SHORT PROBLEM = All lines in the data bearing the string "road" should be identified and copied.

+---+

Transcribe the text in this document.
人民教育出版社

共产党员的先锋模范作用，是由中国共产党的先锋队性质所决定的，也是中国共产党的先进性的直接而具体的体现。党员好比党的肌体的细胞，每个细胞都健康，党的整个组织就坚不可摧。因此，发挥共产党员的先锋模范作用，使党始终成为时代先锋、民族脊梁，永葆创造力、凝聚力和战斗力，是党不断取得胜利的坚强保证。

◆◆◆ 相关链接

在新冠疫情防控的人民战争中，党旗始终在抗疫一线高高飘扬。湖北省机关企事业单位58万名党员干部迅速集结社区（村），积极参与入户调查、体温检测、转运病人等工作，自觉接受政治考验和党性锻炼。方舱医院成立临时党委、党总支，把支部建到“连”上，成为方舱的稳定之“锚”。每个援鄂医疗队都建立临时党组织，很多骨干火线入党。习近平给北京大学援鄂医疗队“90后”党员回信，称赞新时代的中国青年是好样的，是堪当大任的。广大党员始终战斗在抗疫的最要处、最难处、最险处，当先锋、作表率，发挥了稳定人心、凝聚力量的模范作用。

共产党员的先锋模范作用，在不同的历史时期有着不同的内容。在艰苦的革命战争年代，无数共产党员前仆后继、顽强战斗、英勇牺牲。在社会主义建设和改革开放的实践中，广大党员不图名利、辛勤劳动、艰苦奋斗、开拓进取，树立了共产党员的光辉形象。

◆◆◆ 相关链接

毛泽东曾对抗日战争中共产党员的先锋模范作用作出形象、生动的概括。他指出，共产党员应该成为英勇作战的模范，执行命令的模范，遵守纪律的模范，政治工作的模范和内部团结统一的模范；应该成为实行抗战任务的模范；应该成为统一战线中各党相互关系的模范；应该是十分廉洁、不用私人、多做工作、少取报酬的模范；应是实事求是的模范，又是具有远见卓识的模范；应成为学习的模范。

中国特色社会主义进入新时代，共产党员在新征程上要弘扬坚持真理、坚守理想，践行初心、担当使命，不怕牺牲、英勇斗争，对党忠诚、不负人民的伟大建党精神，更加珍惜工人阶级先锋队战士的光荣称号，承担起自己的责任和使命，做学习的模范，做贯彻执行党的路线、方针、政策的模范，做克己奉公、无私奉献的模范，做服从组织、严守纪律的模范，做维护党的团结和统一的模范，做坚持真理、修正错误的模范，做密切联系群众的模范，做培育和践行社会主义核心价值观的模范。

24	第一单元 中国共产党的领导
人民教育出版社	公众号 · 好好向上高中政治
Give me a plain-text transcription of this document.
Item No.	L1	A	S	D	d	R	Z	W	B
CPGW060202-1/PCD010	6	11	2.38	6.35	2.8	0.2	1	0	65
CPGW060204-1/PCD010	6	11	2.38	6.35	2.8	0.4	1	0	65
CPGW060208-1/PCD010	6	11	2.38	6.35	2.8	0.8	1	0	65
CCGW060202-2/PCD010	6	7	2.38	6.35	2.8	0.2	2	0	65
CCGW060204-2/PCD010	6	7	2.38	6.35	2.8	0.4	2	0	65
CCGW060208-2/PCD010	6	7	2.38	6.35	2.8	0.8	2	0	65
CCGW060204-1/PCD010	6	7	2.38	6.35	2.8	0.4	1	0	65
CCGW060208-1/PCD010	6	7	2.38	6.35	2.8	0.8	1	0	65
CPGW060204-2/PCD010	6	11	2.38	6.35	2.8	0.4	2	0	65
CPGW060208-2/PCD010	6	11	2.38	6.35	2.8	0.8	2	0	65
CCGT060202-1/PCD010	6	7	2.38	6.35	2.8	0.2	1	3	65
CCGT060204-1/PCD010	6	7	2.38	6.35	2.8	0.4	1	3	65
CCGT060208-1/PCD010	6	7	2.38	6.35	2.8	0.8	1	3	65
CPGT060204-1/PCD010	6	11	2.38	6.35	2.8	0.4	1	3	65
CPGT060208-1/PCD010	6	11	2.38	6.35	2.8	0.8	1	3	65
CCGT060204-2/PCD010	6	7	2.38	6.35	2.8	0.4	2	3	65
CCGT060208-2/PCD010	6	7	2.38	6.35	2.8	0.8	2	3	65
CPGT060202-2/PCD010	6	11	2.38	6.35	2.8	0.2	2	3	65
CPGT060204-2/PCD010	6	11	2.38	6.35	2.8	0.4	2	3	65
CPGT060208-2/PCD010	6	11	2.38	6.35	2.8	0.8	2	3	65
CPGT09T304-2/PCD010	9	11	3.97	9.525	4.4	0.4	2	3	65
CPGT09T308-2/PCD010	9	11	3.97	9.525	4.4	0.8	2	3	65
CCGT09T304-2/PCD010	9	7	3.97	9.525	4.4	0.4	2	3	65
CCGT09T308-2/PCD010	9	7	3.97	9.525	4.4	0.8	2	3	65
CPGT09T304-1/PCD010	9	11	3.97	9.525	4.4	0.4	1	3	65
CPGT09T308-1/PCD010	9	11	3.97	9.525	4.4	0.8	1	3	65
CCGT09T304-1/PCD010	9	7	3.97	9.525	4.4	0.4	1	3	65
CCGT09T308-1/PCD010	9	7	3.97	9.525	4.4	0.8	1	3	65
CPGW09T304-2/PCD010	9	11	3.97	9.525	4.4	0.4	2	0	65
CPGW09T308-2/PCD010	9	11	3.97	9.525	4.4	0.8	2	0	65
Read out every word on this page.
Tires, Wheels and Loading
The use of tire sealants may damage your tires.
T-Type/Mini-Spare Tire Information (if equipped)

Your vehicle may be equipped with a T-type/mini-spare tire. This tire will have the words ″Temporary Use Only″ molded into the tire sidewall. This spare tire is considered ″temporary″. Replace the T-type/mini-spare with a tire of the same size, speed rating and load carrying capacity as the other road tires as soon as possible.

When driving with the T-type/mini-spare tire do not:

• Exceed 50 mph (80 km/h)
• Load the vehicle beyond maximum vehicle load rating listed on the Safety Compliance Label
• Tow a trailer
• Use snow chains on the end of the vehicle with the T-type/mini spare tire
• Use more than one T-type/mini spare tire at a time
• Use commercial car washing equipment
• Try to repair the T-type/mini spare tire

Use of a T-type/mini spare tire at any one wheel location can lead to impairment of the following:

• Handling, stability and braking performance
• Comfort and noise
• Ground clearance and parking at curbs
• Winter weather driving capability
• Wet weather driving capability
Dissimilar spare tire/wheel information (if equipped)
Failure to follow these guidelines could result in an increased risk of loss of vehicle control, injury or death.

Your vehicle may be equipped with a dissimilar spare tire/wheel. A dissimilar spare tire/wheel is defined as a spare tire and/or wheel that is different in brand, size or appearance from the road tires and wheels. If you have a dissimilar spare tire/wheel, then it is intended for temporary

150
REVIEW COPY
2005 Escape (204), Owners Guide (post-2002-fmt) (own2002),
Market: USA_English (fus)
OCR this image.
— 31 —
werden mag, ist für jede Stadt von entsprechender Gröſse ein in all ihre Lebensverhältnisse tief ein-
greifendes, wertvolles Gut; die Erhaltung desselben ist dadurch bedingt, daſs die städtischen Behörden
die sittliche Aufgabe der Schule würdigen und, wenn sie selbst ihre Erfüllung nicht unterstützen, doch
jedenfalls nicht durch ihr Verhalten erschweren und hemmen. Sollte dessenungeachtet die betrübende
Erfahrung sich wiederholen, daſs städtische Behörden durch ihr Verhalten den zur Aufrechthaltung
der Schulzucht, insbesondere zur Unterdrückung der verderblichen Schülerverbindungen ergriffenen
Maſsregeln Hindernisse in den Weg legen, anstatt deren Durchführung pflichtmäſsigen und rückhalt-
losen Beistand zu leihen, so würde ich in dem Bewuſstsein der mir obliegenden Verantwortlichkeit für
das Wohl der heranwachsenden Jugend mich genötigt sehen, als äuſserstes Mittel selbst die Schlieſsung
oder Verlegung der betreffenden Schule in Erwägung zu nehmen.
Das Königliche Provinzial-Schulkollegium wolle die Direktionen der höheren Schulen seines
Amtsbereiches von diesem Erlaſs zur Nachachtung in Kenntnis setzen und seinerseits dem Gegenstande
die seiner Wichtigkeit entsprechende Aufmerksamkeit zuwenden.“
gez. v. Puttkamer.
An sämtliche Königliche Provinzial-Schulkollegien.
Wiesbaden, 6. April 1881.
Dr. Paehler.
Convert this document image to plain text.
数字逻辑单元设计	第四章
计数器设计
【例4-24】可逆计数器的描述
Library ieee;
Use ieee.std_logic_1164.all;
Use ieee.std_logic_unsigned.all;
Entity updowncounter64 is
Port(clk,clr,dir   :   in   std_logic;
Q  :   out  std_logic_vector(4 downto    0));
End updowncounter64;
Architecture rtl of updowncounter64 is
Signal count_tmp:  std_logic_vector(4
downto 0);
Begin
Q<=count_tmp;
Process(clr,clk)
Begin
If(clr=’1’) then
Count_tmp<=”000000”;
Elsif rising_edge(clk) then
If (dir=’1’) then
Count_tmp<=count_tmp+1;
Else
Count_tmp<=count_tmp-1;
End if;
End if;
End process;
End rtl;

+---+

TASK SOLUTION =
Your vehicle may be equipped with a T-type/mini-spare tire. This tire will have the words ″Temporary Use Only″ molded into the tire sidewall. This spare tire is considered ″temporary″. Replace the T-type/mini-spare with a tire of the same size, speed rating and load carrying capacity as the other road tires as soon as possible.
Your vehicle may be equipped with a dissimilar spare tire/wheel. A dissimilar spare tire/wheel is defined as a spare tire and/or wheel that is different in brand, size or appearance from the road tires and wheels. If you have a dissimilar spare tire/wheel, then it is intended for temporary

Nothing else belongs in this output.